> [Data lines]:
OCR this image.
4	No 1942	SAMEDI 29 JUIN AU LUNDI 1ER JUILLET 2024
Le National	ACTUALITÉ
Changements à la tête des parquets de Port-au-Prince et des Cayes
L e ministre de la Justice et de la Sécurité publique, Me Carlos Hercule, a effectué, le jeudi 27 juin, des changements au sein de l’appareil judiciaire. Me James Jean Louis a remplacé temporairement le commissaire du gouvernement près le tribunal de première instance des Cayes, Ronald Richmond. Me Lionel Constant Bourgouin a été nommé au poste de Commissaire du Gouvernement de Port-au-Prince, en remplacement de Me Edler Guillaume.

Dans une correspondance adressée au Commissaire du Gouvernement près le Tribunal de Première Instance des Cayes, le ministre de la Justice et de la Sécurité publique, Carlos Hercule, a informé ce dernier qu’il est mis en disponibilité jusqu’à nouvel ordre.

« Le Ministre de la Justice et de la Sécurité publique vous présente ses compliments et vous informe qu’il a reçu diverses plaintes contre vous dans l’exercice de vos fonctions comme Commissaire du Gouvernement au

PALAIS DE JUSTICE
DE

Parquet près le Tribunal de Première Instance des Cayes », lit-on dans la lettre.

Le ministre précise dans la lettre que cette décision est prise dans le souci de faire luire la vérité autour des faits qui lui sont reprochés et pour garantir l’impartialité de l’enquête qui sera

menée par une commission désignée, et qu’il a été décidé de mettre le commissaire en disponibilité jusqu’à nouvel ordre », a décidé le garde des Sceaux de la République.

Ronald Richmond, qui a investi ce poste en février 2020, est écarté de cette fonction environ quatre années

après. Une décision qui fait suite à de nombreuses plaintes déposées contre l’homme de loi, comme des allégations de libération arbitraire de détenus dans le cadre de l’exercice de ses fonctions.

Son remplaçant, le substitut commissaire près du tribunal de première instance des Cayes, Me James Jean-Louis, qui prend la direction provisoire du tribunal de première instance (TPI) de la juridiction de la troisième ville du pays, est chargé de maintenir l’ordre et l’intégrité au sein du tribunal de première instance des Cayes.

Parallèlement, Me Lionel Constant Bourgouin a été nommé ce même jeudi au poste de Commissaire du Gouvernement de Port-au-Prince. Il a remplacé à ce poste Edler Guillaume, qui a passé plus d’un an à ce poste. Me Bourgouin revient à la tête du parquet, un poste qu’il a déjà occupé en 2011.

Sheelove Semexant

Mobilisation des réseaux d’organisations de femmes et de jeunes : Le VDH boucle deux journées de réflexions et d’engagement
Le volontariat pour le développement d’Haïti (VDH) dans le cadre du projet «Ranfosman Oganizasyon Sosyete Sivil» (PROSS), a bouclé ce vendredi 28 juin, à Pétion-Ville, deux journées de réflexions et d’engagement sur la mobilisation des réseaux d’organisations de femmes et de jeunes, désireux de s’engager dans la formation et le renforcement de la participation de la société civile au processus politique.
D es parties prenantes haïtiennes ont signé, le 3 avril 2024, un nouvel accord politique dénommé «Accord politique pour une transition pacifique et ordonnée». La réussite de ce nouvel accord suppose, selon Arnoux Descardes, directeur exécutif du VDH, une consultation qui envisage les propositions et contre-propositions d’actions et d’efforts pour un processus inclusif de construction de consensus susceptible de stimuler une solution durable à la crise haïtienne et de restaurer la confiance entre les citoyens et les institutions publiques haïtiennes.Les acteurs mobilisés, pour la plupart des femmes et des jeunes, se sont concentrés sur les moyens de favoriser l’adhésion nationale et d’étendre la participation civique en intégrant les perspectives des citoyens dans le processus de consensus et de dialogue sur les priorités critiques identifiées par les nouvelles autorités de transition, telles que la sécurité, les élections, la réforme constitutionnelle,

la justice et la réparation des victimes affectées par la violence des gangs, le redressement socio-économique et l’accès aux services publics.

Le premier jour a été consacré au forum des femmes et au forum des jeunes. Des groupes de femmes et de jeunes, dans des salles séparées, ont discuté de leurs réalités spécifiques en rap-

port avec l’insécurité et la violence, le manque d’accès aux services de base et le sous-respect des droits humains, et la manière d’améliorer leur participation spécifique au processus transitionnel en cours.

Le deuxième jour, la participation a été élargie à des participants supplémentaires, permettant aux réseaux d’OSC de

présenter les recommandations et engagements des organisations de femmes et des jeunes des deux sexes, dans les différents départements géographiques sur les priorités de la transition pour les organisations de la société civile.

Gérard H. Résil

> [Direction]: Copy down the whole of the data above, matching it exactly.

> [Result for this exercise]:
OCR this image.
4	No 1942	SAMEDI 29 JUIN AU LUNDI 1ER JUILLET 2024
Le National	ACTUALITÉ
Changements à la tête des parquets de Port-au-Prince et des Cayes
L e ministre de la Justice et de la Sécurité publique, Me Carlos Hercule, a effectué, le jeudi 27 juin, des changements au sein de l’appareil judiciaire. Me James Jean Louis a remplacé temporairement le commissaire du gouvernement près le tribunal de première instance des Cayes, Ronald Richmond. Me Lionel Constant Bourgouin a été nommé au poste de Commissaire du Gouvernement de Port-au-Prince, en remplacement de Me Edler Guillaume.

Dans une correspondance adressée au Commissaire du Gouvernement près le Tribunal de Première Instance des Cayes, le ministre de la Justice et de la Sécurité publique, Carlos Hercule, a informé ce dernier qu’il est mis en disponibilité jusqu’à nouvel ordre.

« Le Ministre de la Justice et de la Sécurité publique vous présente ses compliments et vous informe qu’il a reçu diverses plaintes contre vous dans l’exercice de vos fonctions comme Commissaire du Gouvernement au

PALAIS DE JUSTICE
DE

Parquet près le Tribunal de Première Instance des Cayes », lit-on dans la lettre.

Le ministre précise dans la lettre que cette décision est prise dans le souci de faire luire la vérité autour des faits qui lui sont reprochés et pour garantir l’impartialité de l’enquête qui sera

menée par une commission désignée, et qu’il a été décidé de mettre le commissaire en disponibilité jusqu’à nouvel ordre », a décidé le garde des Sceaux de la République.

Ronald Richmond, qui a investi ce poste en février 2020, est écarté de cette fonction environ quatre années

après. Une décision qui fait suite à de nombreuses plaintes déposées contre l’homme de loi, comme des allégations de libération arbitraire de détenus dans le cadre de l’exercice de ses fonctions.

Son remplaçant, le substitut commissaire près du tribunal de première instance des Cayes, Me James Jean-Louis, qui prend la direction provisoire du tribunal de première instance (TPI) de la juridiction de la troisième ville du pays, est chargé de maintenir l’ordre et l’intégrité au sein du tribunal de première instance des Cayes.

Parallèlement, Me Lionel Constant Bourgouin a été nommé ce même jeudi au poste de Commissaire du Gouvernement de Port-au-Prince. Il a remplacé à ce poste Edler Guillaume, qui a passé plus d’un an à ce poste. Me Bourgouin revient à la tête du parquet, un poste qu’il a déjà occupé en 2011.

Sheelove Semexant

Mobilisation des réseaux d’organisations de femmes et de jeunes : Le VDH boucle deux journées de réflexions et d’engagement
Le volontariat pour le développement d’Haïti (VDH) dans le cadre du projet «Ranfosman Oganizasyon Sosyete Sivil» (PROSS), a bouclé ce vendredi 28 juin, à Pétion-Ville, deux journées de réflexions et d’engagement sur la mobilisation des réseaux d’organisations de femmes et de jeunes, désireux de s’engager dans la formation et le renforcement de la participation de la société civile au processus politique.
D es parties prenantes haïtiennes ont signé, le 3 avril 2024, un nouvel accord politique dénommé «Accord politique pour une transition pacifique et ordonnée». La réussite de ce nouvel accord suppose, selon Arnoux Descardes, directeur exécutif du VDH, une consultation qui envisage les propositions et contre-propositions d’actions et d’efforts pour un processus inclusif de construction de consensus susceptible de stimuler une solution durable à la crise haïtienne et de restaurer la confiance entre les citoyens et les institutions publiques haïtiennes.Les acteurs mobilisés, pour la plupart des femmes et des jeunes, se sont concentrés sur les moyens de favoriser l’adhésion nationale et d’étendre la participation civique en intégrant les perspectives des citoyens dans le processus de consensus et de dialogue sur les priorités critiques identifiées par les nouvelles autorités de transition, telles que la sécurité, les élections, la réforme constitutionnelle,

la justice et la réparation des victimes affectées par la violence des gangs, le redressement socio-économique et l’accès aux services publics.

Le premier jour a été consacré au forum des femmes et au forum des jeunes. Des groupes de femmes et de jeunes, dans des salles séparées, ont discuté de leurs réalités spécifiques en rap-

port avec l’insécurité et la violence, le manque d’accès aux services de base et le sous-respect des droits humains, et la manière d’améliorer leur participation spécifique au processus transitionnel en cours.

Le deuxième jour, la participation a été élargie à des participants supplémentaires, permettant aux réseaux d’OSC de

présenter les recommandations et engagements des organisations de femmes et des jeunes des deux sexes, dans les différents départements géographiques sur les priorités de la transition pour les organisations de la société civile.

Gérard H. Résil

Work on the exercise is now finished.